» **DIRECTIVE**
Locate each line below that includes "JSON" and reproduce it.
# # #
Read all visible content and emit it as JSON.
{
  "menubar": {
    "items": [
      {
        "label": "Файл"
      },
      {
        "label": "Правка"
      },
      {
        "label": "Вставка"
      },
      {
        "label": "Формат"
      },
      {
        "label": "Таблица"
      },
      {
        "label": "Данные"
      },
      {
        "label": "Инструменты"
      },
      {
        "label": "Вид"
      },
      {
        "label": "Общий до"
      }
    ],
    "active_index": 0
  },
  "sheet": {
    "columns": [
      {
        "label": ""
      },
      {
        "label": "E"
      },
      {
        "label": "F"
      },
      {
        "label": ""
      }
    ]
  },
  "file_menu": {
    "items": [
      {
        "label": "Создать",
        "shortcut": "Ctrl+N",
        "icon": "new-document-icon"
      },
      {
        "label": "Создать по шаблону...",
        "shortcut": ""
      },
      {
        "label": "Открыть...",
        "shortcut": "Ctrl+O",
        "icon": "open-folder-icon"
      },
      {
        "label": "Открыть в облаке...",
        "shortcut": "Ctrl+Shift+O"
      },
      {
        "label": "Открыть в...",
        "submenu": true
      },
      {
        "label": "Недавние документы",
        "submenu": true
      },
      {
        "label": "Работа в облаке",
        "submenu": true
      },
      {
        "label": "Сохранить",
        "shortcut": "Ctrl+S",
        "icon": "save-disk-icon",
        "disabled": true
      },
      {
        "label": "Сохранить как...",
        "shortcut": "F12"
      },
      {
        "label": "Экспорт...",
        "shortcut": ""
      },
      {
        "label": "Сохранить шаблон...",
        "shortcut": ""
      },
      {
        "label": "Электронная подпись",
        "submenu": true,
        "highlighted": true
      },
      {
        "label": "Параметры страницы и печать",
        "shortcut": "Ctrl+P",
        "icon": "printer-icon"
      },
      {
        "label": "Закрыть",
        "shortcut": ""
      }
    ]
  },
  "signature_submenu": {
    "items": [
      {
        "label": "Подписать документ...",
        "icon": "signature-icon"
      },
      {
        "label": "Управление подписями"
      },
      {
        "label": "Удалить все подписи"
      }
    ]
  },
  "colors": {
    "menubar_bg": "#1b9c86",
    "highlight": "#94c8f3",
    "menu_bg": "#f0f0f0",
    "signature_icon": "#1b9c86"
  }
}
# # #
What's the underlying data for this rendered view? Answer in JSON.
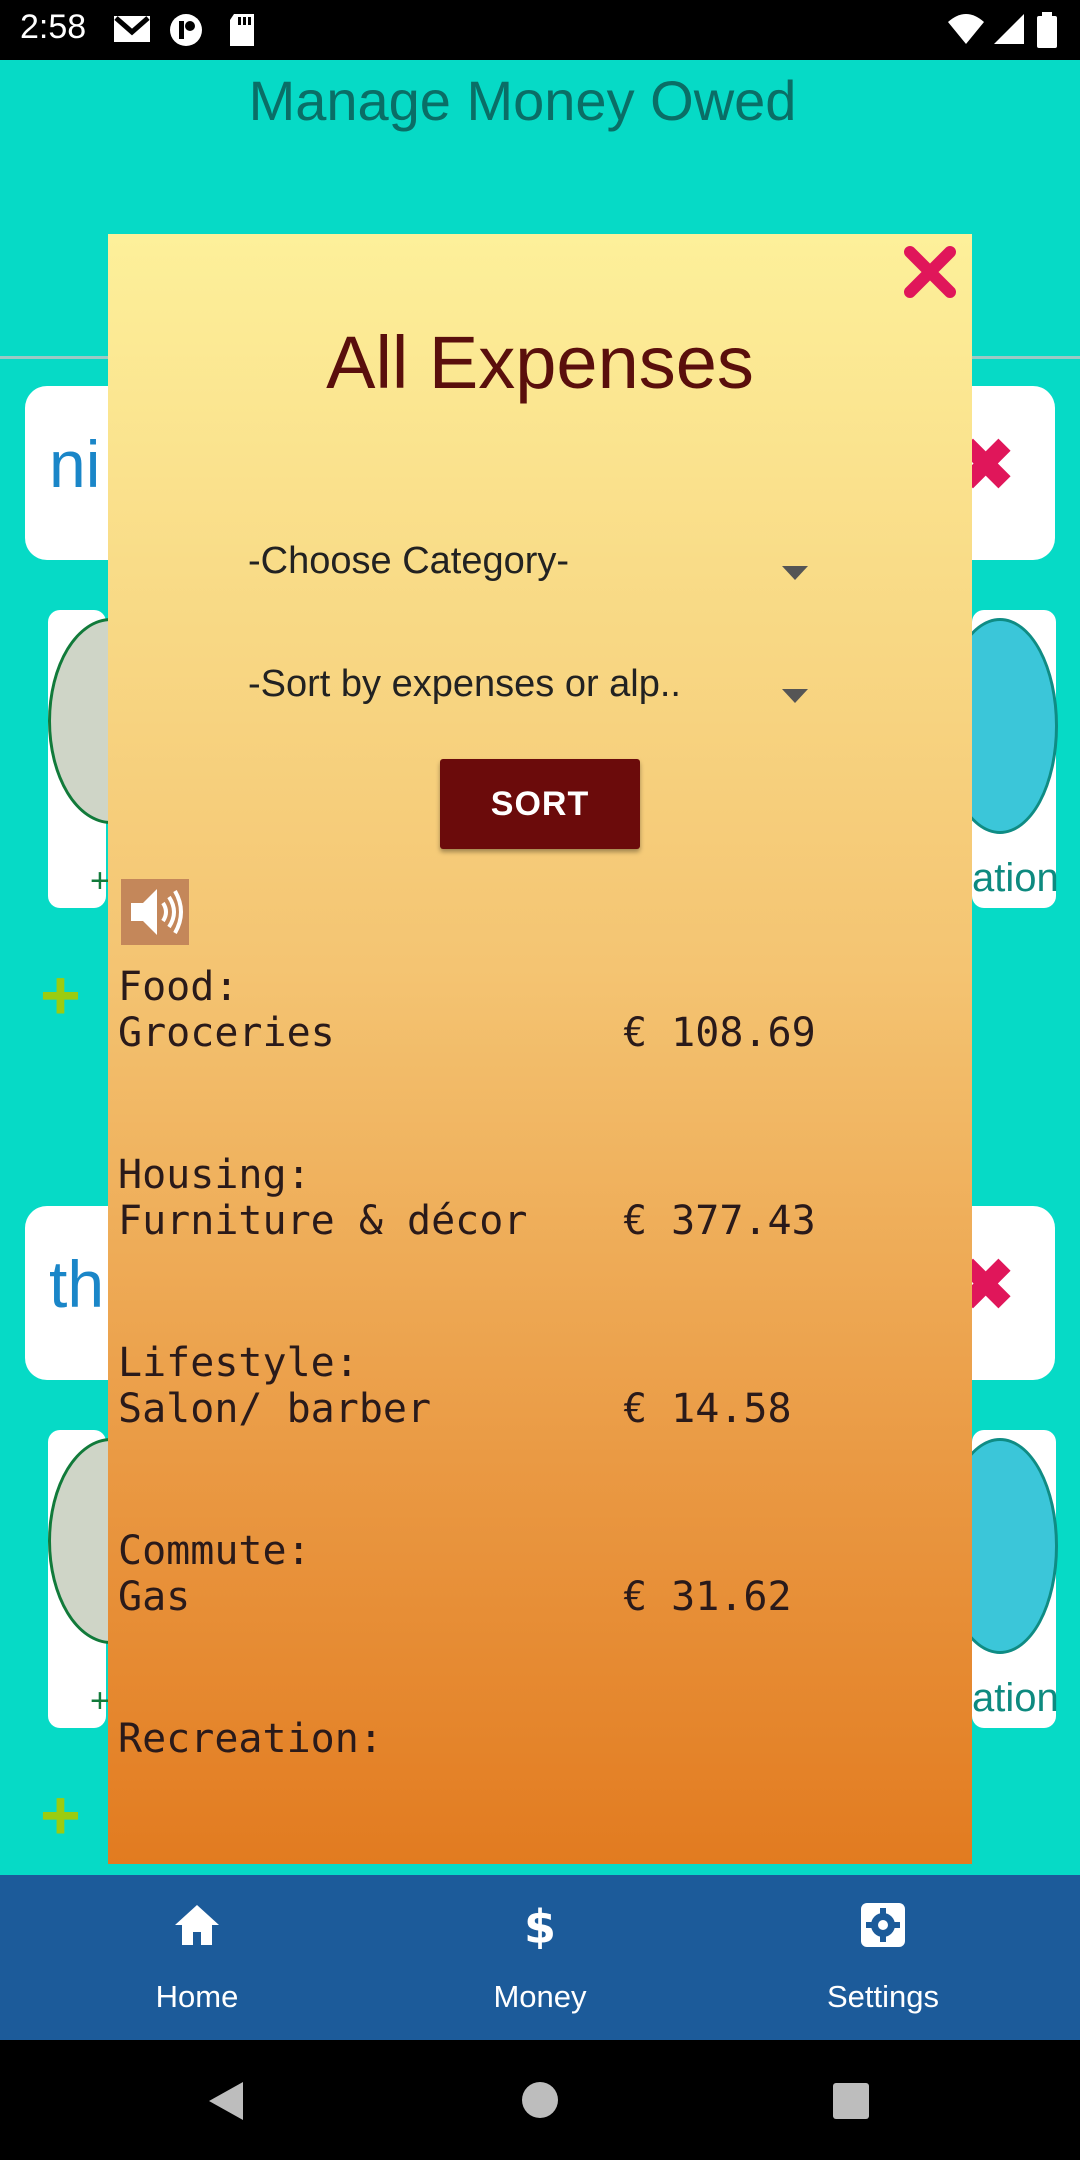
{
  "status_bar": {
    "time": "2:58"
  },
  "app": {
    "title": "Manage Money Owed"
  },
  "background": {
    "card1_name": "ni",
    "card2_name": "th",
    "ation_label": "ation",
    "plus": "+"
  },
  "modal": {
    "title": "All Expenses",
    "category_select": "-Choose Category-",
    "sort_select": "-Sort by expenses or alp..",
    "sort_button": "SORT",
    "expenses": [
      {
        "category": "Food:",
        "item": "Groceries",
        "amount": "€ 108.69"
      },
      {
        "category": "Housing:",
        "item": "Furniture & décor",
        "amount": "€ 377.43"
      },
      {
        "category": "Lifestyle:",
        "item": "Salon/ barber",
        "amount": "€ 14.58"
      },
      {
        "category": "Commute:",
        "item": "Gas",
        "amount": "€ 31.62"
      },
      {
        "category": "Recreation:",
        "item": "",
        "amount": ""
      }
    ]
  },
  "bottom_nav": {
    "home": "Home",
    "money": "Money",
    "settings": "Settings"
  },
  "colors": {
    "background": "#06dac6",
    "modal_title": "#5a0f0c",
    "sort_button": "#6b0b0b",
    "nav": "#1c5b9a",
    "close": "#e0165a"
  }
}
# # #
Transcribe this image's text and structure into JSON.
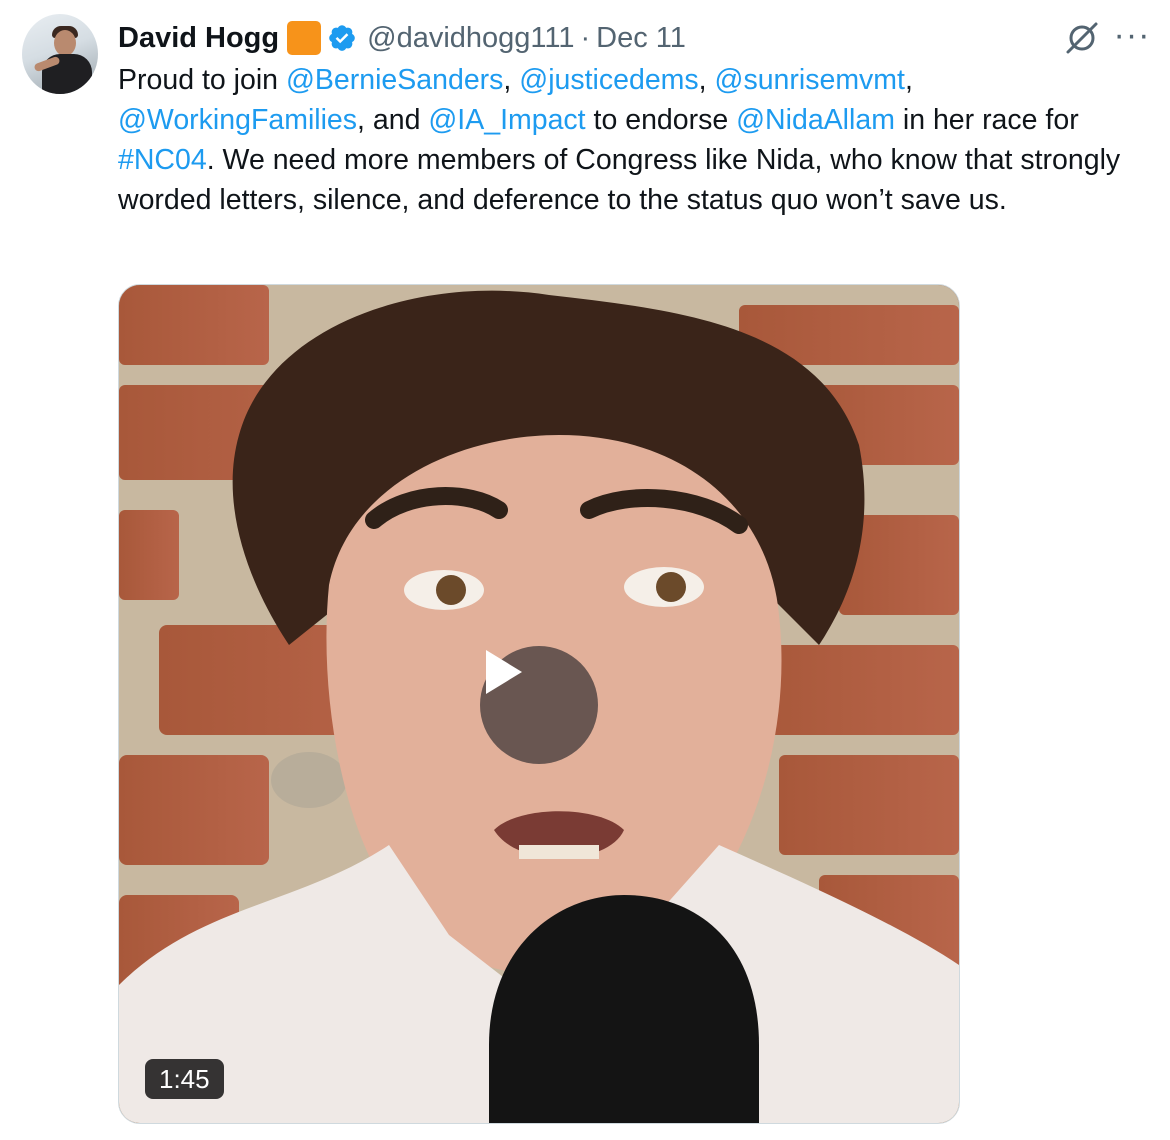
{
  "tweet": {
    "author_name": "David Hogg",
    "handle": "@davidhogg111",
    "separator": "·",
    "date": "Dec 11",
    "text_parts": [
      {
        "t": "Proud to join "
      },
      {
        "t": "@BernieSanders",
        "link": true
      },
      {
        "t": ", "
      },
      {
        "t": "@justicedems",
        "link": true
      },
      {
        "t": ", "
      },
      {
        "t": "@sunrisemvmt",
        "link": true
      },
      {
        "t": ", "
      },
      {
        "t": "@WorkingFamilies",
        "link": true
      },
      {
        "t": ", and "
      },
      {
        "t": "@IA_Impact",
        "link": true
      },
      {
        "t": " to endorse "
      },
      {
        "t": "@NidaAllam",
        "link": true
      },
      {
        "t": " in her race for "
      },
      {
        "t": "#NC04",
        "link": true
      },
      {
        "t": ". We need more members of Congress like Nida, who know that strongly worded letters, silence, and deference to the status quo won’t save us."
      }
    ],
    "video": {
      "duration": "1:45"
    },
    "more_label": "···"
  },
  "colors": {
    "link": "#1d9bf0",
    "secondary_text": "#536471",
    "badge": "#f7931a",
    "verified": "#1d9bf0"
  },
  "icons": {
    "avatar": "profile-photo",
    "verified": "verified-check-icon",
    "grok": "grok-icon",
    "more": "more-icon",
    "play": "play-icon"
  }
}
# # #
» **WRITTEN SOLUTION**
Read all visible content and emit it as JSON.
What's the underlying data for this rendered view? Answer in JSON.
Transcribe this image's text and structure into JSON.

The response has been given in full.